- WHAT YOU HAVE TO DO -
Extract every entry word for word. Skip the pictures.

- EXTRACTED RECORDS -
---
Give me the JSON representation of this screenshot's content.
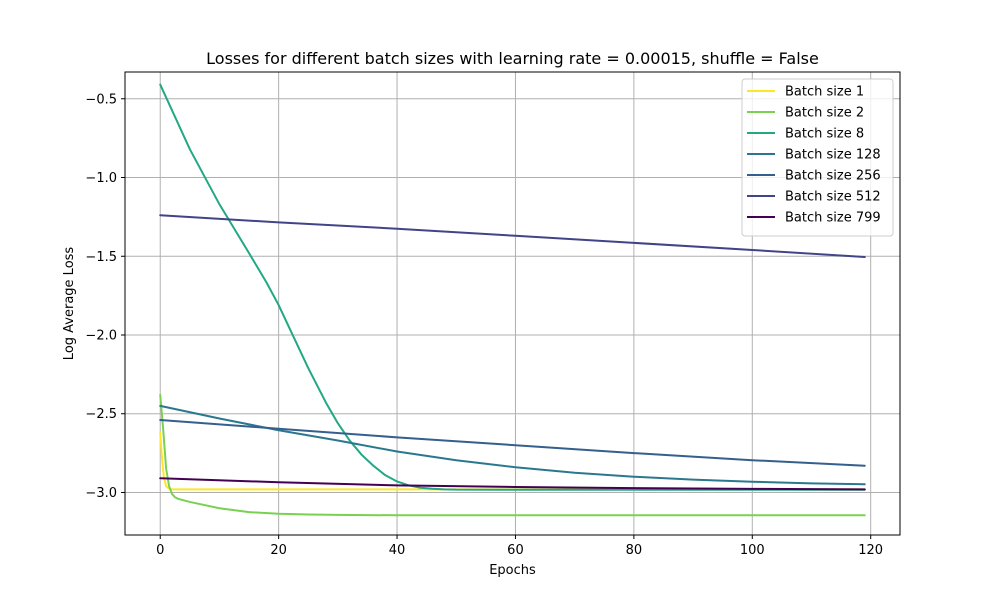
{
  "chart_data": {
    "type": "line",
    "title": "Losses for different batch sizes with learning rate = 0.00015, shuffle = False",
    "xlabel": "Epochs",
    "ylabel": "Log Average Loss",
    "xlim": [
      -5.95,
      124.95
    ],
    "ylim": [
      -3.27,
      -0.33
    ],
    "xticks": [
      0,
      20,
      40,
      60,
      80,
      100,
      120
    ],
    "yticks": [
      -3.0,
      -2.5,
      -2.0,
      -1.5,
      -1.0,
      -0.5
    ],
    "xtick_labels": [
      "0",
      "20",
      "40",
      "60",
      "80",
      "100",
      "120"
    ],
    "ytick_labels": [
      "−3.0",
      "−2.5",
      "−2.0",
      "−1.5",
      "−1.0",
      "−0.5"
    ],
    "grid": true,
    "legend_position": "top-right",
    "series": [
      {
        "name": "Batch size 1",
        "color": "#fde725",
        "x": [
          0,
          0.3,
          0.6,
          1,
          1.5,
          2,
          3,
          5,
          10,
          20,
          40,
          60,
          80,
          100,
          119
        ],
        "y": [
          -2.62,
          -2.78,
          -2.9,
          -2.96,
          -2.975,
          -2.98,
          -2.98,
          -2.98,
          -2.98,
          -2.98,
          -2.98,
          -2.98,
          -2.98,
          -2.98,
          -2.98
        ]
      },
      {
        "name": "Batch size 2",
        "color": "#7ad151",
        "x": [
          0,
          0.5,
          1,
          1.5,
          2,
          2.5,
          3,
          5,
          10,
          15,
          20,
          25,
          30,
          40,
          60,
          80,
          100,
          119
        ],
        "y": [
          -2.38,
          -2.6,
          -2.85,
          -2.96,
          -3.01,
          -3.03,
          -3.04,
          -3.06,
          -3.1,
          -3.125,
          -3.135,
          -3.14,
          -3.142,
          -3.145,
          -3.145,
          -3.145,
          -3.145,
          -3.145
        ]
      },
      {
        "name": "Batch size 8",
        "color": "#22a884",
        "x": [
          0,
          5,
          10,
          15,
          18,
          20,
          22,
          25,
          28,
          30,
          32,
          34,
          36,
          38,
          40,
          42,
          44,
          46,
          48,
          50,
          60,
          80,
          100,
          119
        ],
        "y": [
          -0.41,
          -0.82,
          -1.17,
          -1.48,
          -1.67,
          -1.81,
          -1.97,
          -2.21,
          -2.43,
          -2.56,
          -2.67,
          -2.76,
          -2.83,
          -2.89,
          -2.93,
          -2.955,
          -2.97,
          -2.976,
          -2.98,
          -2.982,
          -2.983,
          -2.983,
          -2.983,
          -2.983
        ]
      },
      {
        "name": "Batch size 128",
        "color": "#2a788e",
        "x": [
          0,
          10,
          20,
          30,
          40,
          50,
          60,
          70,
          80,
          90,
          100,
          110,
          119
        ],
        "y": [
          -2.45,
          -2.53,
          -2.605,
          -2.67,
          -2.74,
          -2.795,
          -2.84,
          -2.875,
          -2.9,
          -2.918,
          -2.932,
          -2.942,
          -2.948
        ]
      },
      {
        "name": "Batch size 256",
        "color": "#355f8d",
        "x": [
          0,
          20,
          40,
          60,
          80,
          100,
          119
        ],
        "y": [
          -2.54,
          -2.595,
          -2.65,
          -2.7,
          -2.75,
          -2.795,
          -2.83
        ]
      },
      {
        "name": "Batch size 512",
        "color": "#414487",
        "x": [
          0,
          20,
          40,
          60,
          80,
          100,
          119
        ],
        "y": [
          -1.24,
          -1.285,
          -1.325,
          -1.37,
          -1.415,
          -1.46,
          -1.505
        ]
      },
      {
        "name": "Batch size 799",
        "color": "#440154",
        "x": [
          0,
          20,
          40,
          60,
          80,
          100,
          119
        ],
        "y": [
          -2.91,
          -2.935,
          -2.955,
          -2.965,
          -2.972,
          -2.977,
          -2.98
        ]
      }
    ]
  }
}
---
- PROBLEM SOLUTION -
Give me the JSON representation of this screenshot's content.
{
  "chart_data": {
    "type": "line",
    "title": "Losses for different batch sizes with learning rate = 0.00015, shuffle = False",
    "xlabel": "Epochs",
    "ylabel": "Log Average Loss",
    "xlim": [
      -5.95,
      124.95
    ],
    "ylim": [
      -3.27,
      -0.33
    ],
    "xticks": [
      0,
      20,
      40,
      60,
      80,
      100,
      120
    ],
    "yticks": [
      -3.0,
      -2.5,
      -2.0,
      -1.5,
      -1.0,
      -0.5
    ],
    "xtick_labels": [
      "0",
      "20",
      "40",
      "60",
      "80",
      "100",
      "120"
    ],
    "ytick_labels": [
      "−3.0",
      "−2.5",
      "−2.0",
      "−1.5",
      "−1.0",
      "−0.5"
    ],
    "grid": true,
    "legend_position": "top-right",
    "series": [
      {
        "name": "Batch size 1",
        "color": "#fde725",
        "x": [
          0,
          0.3,
          0.6,
          1,
          1.5,
          2,
          3,
          5,
          10,
          20,
          40,
          60,
          80,
          100,
          119
        ],
        "y": [
          -2.62,
          -2.78,
          -2.9,
          -2.96,
          -2.975,
          -2.98,
          -2.98,
          -2.98,
          -2.98,
          -2.98,
          -2.98,
          -2.98,
          -2.98,
          -2.98,
          -2.98
        ]
      },
      {
        "name": "Batch size 2",
        "color": "#7ad151",
        "x": [
          0,
          0.5,
          1,
          1.5,
          2,
          2.5,
          3,
          5,
          10,
          15,
          20,
          25,
          30,
          40,
          60,
          80,
          100,
          119
        ],
        "y": [
          -2.38,
          -2.6,
          -2.85,
          -2.96,
          -3.01,
          -3.03,
          -3.04,
          -3.06,
          -3.1,
          -3.125,
          -3.135,
          -3.14,
          -3.142,
          -3.145,
          -3.145,
          -3.145,
          -3.145,
          -3.145
        ]
      },
      {
        "name": "Batch size 8",
        "color": "#22a884",
        "x": [
          0,
          5,
          10,
          15,
          18,
          20,
          22,
          25,
          28,
          30,
          32,
          34,
          36,
          38,
          40,
          42,
          44,
          46,
          48,
          50,
          60,
          80,
          100,
          119
        ],
        "y": [
          -0.41,
          -0.82,
          -1.17,
          -1.48,
          -1.67,
          -1.81,
          -1.97,
          -2.21,
          -2.43,
          -2.56,
          -2.67,
          -2.76,
          -2.83,
          -2.89,
          -2.93,
          -2.955,
          -2.97,
          -2.976,
          -2.98,
          -2.982,
          -2.983,
          -2.983,
          -2.983,
          -2.983
        ]
      },
      {
        "name": "Batch size 128",
        "color": "#2a788e",
        "x": [
          0,
          10,
          20,
          30,
          40,
          50,
          60,
          70,
          80,
          90,
          100,
          110,
          119
        ],
        "y": [
          -2.45,
          -2.53,
          -2.605,
          -2.67,
          -2.74,
          -2.795,
          -2.84,
          -2.875,
          -2.9,
          -2.918,
          -2.932,
          -2.942,
          -2.948
        ]
      },
      {
        "name": "Batch size 256",
        "color": "#355f8d",
        "x": [
          0,
          20,
          40,
          60,
          80,
          100,
          119
        ],
        "y": [
          -2.54,
          -2.595,
          -2.65,
          -2.7,
          -2.75,
          -2.795,
          -2.83
        ]
      },
      {
        "name": "Batch size 512",
        "color": "#414487",
        "x": [
          0,
          20,
          40,
          60,
          80,
          100,
          119
        ],
        "y": [
          -1.24,
          -1.285,
          -1.325,
          -1.37,
          -1.415,
          -1.46,
          -1.505
        ]
      },
      {
        "name": "Batch size 799",
        "color": "#440154",
        "x": [
          0,
          20,
          40,
          60,
          80,
          100,
          119
        ],
        "y": [
          -2.91,
          -2.935,
          -2.955,
          -2.965,
          -2.972,
          -2.977,
          -2.98
        ]
      }
    ]
  }
}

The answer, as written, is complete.